-- start --

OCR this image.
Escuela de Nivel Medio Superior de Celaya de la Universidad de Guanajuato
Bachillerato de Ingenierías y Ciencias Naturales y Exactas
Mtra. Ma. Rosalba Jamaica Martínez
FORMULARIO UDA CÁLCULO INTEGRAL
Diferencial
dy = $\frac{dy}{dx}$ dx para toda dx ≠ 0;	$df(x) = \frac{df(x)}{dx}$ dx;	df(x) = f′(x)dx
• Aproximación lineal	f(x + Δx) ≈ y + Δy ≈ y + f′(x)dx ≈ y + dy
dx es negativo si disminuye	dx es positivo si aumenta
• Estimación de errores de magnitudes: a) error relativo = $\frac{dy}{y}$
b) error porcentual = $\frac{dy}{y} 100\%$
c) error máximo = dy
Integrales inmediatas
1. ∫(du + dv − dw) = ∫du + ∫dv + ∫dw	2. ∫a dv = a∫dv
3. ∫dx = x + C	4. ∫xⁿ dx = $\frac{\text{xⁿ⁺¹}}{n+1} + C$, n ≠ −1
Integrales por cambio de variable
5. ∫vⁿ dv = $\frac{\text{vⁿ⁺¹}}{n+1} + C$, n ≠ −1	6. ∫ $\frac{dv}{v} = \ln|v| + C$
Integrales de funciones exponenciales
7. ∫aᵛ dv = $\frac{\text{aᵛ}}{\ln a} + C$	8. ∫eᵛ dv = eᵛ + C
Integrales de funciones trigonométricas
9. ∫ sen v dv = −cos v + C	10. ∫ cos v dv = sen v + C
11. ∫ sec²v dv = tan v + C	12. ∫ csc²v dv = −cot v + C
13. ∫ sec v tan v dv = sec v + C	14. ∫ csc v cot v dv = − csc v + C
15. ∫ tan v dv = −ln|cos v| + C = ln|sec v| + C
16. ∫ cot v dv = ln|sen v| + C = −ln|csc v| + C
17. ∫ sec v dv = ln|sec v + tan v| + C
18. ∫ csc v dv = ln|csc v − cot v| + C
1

-- end --

# [YOUR INSTRUCTIONS]
Copy every line of the material, please, keeping it exactly the same.

# [WORKED ANSWER]
OCR this image.
Escuela de Nivel Medio Superior de Celaya de la Universidad de Guanajuato
Bachillerato de Ingenierías y Ciencias Naturales y Exactas
Mtra. Ma. Rosalba Jamaica Martínez
FORMULARIO UDA CÁLCULO INTEGRAL
Diferencial
dy = $\frac{dy}{dx}$ dx para toda dx ≠ 0;	$df(x) = \frac{df(x)}{dx}$ dx;	df(x) = f′(x)dx
• Aproximación lineal	f(x + Δx) ≈ y + Δy ≈ y + f′(x)dx ≈ y + dy
dx es negativo si disminuye	dx es positivo si aumenta
• Estimación de errores de magnitudes: a) error relativo = $\frac{dy}{y}$
b) error porcentual = $\frac{dy}{y} 100\%$
c) error máximo = dy
Integrales inmediatas
1. ∫(du + dv − dw) = ∫du + ∫dv + ∫dw	2. ∫a dv = a∫dv
3. ∫dx = x + C	4. ∫xⁿ dx = $\frac{\text{xⁿ⁺¹}}{n+1} + C$, n ≠ −1
Integrales por cambio de variable
5. ∫vⁿ dv = $\frac{\text{vⁿ⁺¹}}{n+1} + C$, n ≠ −1	6. ∫ $\frac{dv}{v} = \ln|v| + C$
Integrales de funciones exponenciales
7. ∫aᵛ dv = $\frac{\text{aᵛ}}{\ln a} + C$	8. ∫eᵛ dv = eᵛ + C
Integrales de funciones trigonométricas
9. ∫ sen v dv = −cos v + C	10. ∫ cos v dv = sen v + C
11. ∫ sec²v dv = tan v + C	12. ∫ csc²v dv = −cot v + C
13. ∫ sec v tan v dv = sec v + C	14. ∫ csc v cot v dv = − csc v + C
15. ∫ tan v dv = −ln|cos v| + C = ln|sec v| + C
16. ∫ cot v dv = ln|sen v| + C = −ln|csc v| + C
17. ∫ sec v dv = ln|sec v + tan v| + C
18. ∫ csc v dv = ln|csc v − cot v| + C
1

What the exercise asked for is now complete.